TASK MATERIAL:
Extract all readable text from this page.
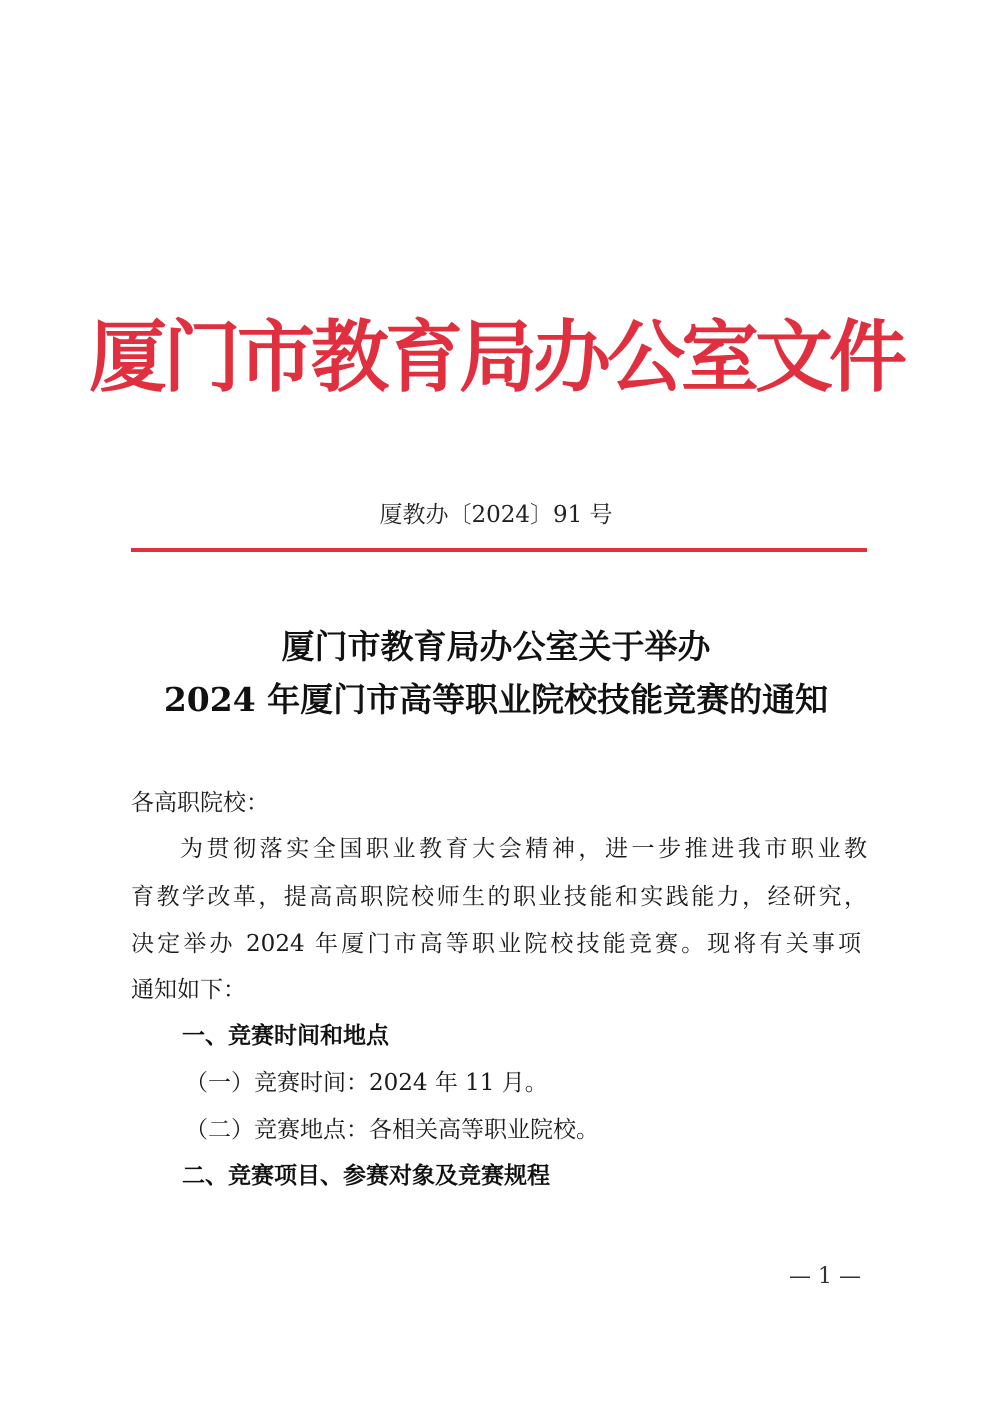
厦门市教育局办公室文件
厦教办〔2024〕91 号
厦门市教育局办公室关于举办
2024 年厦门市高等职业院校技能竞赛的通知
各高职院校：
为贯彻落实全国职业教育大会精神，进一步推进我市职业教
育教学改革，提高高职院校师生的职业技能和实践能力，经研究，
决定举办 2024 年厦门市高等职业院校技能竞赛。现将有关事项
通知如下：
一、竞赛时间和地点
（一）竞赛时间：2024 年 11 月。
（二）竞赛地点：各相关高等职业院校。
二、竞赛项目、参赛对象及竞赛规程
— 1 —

REQUIREMENTS:
Reproduce every entry exactly, but omit each picture.

FULL RESPONSE:
Extract all readable text from this page.
厦门市教育局办公室文件
厦教办〔2024〕91 号
厦门市教育局办公室关于举办
2024 年厦门市高等职业院校技能竞赛的通知
各高职院校：
为贯彻落实全国职业教育大会精神，进一步推进我市职业教
育教学改革，提高高职院校师生的职业技能和实践能力，经研究，
决定举办 2024 年厦门市高等职业院校技能竞赛。现将有关事项
通知如下：
一、竞赛时间和地点
（一）竞赛时间：2024 年 11 月。
（二）竞赛地点：各相关高等职业院校。
二、竞赛项目、参赛对象及竞赛规程
— 1 —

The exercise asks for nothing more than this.